Begin Source material

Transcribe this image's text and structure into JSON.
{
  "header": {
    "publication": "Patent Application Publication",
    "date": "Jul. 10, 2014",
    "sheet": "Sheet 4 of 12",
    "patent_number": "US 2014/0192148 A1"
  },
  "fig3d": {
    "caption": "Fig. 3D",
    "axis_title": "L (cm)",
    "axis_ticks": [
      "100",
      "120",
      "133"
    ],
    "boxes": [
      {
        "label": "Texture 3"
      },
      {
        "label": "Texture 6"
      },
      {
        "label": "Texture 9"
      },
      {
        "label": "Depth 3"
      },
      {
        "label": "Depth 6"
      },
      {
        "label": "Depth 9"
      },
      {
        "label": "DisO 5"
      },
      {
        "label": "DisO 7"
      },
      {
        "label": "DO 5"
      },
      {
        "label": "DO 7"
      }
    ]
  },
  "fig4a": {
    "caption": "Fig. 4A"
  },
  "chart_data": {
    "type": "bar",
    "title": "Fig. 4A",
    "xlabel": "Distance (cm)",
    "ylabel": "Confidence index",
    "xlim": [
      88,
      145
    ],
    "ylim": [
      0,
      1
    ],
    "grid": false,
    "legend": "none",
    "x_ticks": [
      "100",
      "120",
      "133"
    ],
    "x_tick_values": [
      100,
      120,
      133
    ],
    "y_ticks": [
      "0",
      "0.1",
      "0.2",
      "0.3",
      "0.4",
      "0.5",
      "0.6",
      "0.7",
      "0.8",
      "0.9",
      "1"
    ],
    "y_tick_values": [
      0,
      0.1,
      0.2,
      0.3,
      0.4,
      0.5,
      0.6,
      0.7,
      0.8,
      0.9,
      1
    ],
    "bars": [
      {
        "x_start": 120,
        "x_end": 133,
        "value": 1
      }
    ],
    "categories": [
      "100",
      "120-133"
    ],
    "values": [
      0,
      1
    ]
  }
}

End Source material

> _Objective_: Copy the material above back out, exactly as written.

> _Task result_:
Transcribe this image's text and structure into JSON.
{
  "header": {
    "publication": "Patent Application Publication",
    "date": "Jul. 10, 2014",
    "sheet": "Sheet 4 of 12",
    "patent_number": "US 2014/0192148 A1"
  },
  "fig3d": {
    "caption": "Fig. 3D",
    "axis_title": "L (cm)",
    "axis_ticks": [
      "100",
      "120",
      "133"
    ],
    "boxes": [
      {
        "label": "Texture 3"
      },
      {
        "label": "Texture 6"
      },
      {
        "label": "Texture 9"
      },
      {
        "label": "Depth 3"
      },
      {
        "label": "Depth 6"
      },
      {
        "label": "Depth 9"
      },
      {
        "label": "DisO 5"
      },
      {
        "label": "DisO 7"
      },
      {
        "label": "DO 5"
      },
      {
        "label": "DO 7"
      }
    ]
  },
  "fig4a": {
    "caption": "Fig. 4A"
  },
  "chart_data": {
    "type": "bar",
    "title": "Fig. 4A",
    "xlabel": "Distance (cm)",
    "ylabel": "Confidence index",
    "xlim": [
      88,
      145
    ],
    "ylim": [
      0,
      1
    ],
    "grid": false,
    "legend": "none",
    "x_ticks": [
      "100",
      "120",
      "133"
    ],
    "x_tick_values": [
      100,
      120,
      133
    ],
    "y_ticks": [
      "0",
      "0.1",
      "0.2",
      "0.3",
      "0.4",
      "0.5",
      "0.6",
      "0.7",
      "0.8",
      "0.9",
      "1"
    ],
    "y_tick_values": [
      0,
      0.1,
      0.2,
      0.3,
      0.4,
      0.5,
      0.6,
      0.7,
      0.8,
      0.9,
      1
    ],
    "bars": [
      {
        "x_start": 120,
        "x_end": 133,
        "value": 1
      }
    ],
    "categories": [
      "100",
      "120-133"
    ],
    "values": [
      0,
      1
    ]
  }
}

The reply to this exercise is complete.